## Stated problem
Spot every line with the word "banner" and return it.

## Information shown
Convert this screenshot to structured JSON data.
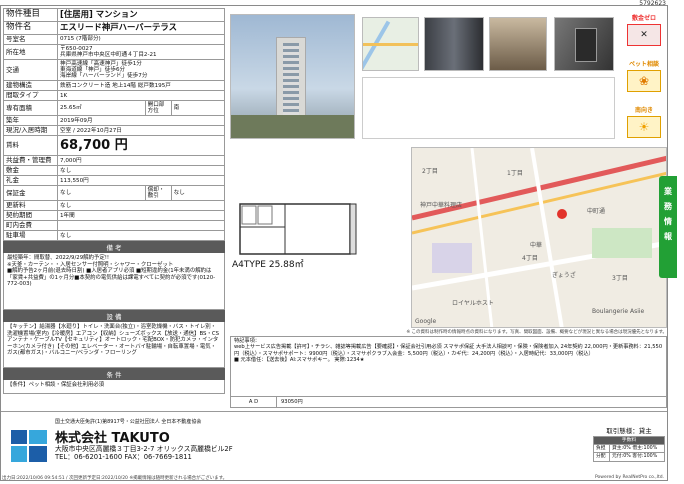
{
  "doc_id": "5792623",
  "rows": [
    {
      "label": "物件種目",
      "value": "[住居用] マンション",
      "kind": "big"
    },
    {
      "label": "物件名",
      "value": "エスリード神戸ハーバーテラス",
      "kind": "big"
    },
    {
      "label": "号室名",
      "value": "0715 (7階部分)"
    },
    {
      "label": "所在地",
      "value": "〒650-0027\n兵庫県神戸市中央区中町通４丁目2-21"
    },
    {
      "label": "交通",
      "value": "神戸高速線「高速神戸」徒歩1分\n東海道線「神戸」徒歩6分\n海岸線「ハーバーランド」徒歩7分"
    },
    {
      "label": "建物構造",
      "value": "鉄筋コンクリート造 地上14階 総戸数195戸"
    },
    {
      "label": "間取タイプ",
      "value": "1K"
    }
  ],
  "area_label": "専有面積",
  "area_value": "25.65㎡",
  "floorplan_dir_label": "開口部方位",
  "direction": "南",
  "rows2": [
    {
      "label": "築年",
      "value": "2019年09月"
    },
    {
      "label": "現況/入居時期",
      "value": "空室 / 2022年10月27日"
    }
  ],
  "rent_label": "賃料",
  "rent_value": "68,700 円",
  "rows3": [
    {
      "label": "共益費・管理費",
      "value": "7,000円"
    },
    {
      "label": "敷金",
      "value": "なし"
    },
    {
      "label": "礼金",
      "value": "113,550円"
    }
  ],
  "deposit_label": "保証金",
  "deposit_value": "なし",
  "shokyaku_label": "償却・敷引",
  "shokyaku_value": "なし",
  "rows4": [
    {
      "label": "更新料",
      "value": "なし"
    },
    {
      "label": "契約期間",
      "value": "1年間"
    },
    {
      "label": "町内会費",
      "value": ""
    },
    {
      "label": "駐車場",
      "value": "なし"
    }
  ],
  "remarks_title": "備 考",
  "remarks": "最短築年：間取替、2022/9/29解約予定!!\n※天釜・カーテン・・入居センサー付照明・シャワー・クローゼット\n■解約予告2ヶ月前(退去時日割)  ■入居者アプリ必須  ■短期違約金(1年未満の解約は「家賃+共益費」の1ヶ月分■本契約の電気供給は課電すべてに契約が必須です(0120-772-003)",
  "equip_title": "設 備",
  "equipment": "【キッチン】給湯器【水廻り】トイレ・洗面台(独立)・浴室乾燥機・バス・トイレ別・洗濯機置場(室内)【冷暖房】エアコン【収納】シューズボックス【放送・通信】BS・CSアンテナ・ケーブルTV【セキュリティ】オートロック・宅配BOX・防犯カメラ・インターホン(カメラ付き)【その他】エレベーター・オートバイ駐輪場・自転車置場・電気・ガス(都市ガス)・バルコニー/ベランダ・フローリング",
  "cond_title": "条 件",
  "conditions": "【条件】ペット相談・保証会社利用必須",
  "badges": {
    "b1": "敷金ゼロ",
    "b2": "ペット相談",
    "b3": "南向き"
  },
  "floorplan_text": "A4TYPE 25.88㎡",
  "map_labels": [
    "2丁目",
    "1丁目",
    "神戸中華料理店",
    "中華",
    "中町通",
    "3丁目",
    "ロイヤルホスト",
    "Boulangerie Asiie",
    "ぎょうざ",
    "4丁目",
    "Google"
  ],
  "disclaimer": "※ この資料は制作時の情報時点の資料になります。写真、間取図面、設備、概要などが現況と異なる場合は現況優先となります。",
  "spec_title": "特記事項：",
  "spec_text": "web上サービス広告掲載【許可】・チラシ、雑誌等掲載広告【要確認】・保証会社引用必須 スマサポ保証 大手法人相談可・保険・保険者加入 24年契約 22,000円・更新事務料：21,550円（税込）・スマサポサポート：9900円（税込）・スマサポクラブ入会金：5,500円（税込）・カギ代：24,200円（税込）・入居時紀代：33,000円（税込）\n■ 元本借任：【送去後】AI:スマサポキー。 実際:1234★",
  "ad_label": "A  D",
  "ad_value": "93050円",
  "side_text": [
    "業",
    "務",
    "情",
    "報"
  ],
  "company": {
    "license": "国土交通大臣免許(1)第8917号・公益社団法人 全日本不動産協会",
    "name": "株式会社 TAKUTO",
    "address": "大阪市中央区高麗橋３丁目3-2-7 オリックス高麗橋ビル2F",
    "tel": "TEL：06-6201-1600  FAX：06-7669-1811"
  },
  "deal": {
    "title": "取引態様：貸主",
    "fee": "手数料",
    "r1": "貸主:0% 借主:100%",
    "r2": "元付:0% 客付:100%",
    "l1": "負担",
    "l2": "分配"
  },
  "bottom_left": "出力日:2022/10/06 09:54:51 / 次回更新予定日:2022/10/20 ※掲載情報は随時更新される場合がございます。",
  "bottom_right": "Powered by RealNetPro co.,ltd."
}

--

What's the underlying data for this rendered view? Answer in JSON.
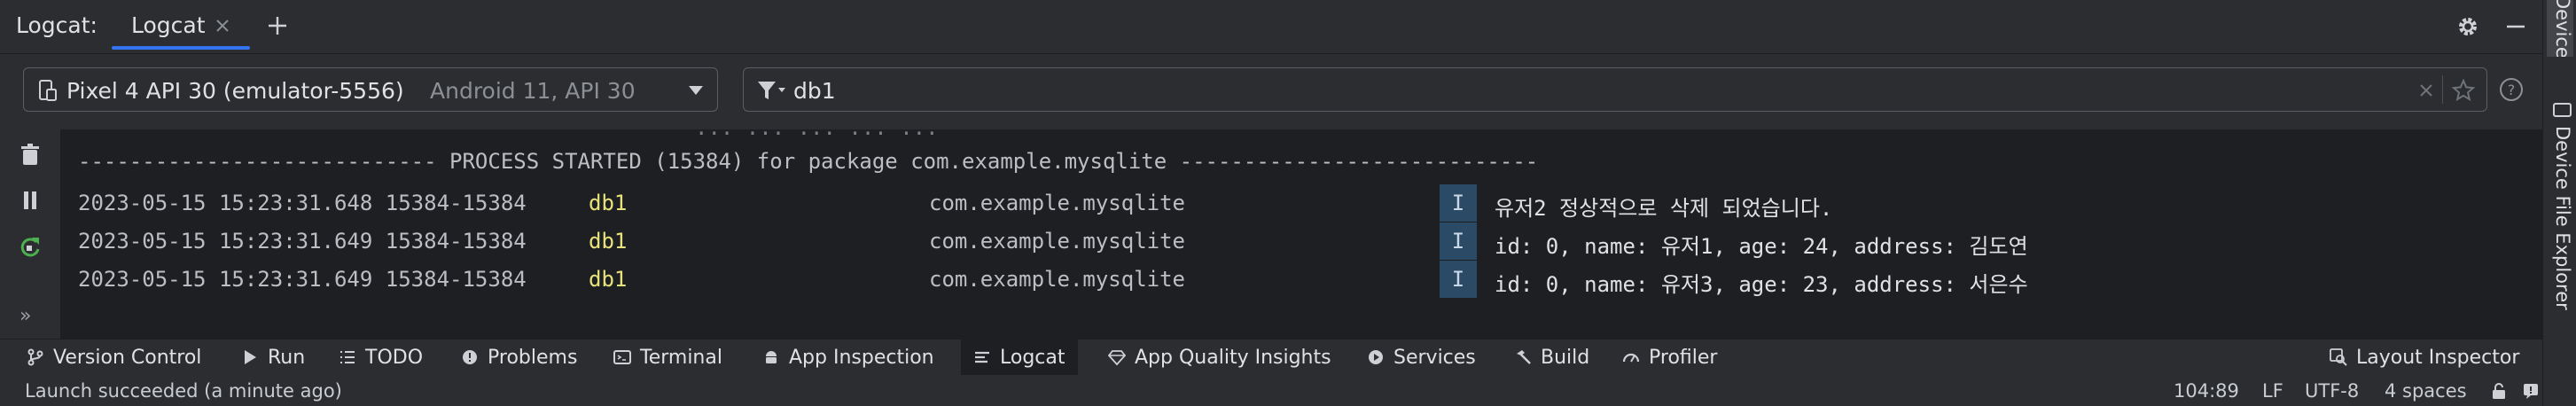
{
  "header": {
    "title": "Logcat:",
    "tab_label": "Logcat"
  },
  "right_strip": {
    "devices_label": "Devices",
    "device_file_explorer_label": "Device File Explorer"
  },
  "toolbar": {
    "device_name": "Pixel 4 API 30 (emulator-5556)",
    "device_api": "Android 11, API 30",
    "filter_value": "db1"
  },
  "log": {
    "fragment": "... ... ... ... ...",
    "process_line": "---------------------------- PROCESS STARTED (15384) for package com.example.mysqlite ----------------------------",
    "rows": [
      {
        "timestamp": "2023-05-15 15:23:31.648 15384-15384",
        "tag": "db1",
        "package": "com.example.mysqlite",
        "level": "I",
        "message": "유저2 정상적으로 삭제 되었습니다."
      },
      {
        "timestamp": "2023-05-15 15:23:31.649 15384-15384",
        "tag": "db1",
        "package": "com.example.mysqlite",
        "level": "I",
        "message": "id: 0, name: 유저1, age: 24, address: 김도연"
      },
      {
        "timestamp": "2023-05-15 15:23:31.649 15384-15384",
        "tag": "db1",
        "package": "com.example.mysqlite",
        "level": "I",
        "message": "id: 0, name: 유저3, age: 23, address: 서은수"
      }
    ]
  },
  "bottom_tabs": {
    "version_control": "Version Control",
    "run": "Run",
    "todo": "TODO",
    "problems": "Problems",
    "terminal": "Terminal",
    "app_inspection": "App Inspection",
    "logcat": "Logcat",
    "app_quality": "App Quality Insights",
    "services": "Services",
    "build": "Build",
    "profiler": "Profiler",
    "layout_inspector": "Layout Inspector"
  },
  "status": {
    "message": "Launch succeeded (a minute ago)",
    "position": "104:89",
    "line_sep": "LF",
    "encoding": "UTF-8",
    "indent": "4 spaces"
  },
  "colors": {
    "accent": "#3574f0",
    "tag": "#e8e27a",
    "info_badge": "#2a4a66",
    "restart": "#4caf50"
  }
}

---

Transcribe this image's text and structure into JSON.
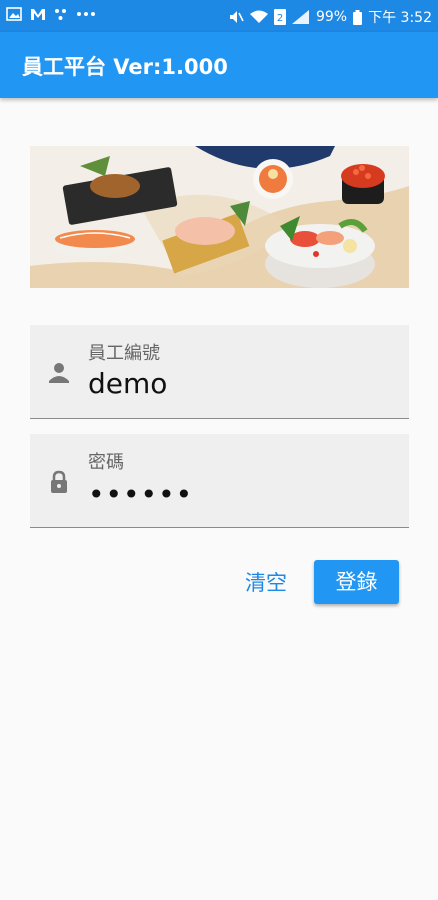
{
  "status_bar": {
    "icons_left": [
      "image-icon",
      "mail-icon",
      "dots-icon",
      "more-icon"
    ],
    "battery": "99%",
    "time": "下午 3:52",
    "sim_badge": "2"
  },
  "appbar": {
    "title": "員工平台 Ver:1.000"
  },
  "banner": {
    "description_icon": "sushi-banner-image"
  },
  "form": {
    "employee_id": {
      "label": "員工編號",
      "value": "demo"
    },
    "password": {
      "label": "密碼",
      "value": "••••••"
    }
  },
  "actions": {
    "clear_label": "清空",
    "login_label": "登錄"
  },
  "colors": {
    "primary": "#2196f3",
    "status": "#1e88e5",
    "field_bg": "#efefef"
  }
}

## In response
  "banner": {
    "description_icon": "sushi-banner-image"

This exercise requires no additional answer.